Scan the data below for the string "software". Copy every line where it appears.

Stored dataset items
= = = = =
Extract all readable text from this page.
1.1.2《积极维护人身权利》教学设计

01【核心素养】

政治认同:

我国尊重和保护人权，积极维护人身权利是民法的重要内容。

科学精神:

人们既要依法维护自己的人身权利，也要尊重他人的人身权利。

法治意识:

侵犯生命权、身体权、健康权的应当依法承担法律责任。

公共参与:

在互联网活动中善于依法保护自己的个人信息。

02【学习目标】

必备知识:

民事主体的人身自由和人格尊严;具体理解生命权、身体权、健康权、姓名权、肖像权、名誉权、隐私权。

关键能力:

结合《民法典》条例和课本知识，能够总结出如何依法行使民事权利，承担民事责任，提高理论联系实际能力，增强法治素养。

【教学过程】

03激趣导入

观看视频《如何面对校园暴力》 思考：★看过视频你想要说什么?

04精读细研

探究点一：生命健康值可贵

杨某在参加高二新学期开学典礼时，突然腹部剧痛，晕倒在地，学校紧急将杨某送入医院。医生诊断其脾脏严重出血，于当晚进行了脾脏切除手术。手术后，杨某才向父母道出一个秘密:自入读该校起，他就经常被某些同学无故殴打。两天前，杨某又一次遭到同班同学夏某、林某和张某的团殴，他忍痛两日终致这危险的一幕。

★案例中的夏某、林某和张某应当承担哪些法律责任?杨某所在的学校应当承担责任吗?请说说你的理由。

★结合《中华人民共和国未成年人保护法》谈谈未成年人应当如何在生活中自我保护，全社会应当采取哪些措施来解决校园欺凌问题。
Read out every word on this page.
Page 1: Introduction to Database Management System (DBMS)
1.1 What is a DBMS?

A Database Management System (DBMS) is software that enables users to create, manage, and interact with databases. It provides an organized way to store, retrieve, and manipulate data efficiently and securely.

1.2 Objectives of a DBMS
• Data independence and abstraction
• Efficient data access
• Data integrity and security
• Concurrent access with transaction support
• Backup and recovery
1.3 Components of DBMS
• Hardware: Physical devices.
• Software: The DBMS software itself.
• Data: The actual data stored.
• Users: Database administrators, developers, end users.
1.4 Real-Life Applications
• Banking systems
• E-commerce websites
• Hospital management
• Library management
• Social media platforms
= = = = =
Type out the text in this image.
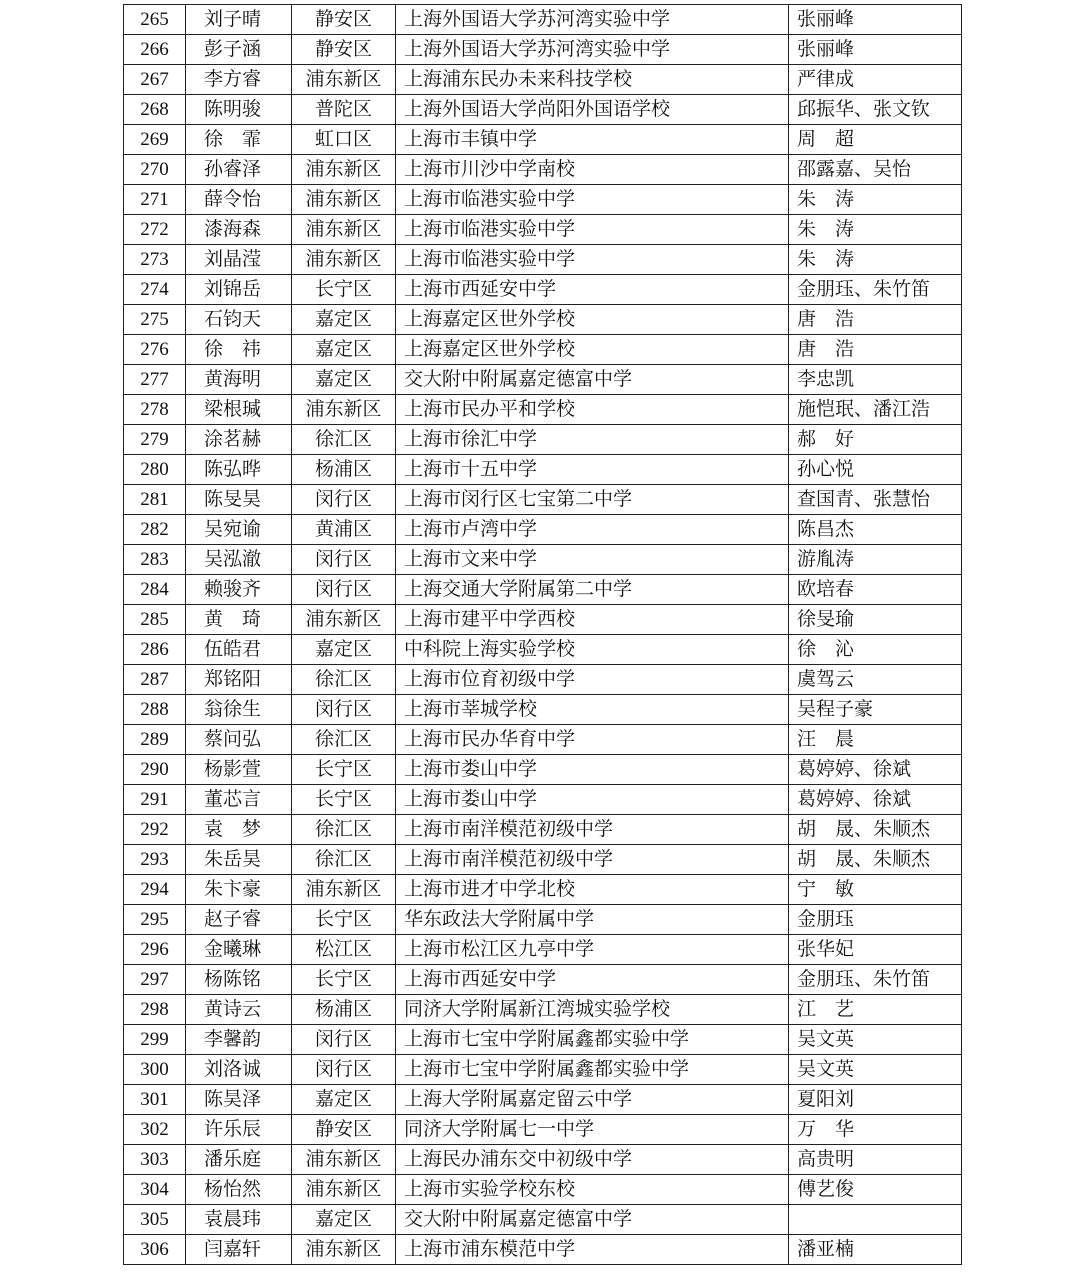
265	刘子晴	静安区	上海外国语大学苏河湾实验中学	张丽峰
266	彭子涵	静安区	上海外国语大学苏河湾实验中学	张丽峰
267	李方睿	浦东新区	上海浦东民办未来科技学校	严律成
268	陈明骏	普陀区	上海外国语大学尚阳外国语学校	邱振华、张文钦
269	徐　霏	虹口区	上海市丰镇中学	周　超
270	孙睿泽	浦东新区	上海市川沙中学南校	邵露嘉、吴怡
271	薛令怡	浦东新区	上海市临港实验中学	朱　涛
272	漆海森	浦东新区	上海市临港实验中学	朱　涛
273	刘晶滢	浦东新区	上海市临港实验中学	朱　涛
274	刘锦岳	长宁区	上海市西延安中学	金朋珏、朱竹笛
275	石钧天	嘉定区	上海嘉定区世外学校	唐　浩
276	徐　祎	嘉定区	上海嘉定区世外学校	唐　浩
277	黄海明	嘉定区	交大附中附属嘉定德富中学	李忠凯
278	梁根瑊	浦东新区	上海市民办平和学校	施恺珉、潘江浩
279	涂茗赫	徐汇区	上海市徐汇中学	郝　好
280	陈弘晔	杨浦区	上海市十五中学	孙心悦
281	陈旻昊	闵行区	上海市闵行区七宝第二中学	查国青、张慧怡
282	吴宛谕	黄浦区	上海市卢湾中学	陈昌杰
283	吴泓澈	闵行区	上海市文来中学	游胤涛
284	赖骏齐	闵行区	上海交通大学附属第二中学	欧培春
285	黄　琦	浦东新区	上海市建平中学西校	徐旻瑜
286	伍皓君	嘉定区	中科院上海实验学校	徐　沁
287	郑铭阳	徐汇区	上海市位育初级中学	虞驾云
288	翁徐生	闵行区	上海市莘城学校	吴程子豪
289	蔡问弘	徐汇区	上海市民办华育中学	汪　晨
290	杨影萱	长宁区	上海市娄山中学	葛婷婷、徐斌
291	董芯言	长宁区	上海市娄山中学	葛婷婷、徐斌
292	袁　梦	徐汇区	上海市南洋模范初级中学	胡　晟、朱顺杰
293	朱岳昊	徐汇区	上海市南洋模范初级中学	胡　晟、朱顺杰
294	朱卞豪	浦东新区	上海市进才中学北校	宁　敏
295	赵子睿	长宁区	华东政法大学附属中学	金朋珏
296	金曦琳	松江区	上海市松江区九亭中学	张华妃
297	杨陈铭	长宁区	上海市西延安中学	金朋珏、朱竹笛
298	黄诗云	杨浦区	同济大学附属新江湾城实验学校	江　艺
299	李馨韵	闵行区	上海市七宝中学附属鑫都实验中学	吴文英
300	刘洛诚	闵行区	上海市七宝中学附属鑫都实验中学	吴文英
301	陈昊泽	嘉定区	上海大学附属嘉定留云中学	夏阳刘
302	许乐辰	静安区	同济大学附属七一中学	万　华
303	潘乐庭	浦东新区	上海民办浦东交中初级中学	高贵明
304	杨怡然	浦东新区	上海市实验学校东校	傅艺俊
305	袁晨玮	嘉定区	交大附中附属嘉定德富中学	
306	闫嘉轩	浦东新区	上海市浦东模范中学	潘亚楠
= = = = =
=== Task response ===
A Database Management System (DBMS) is software that enables users to create, manage, and interact with databases. It provides an organized way to store, retrieve, and manipulate data efficiently and securely.
• Software: The DBMS software itself.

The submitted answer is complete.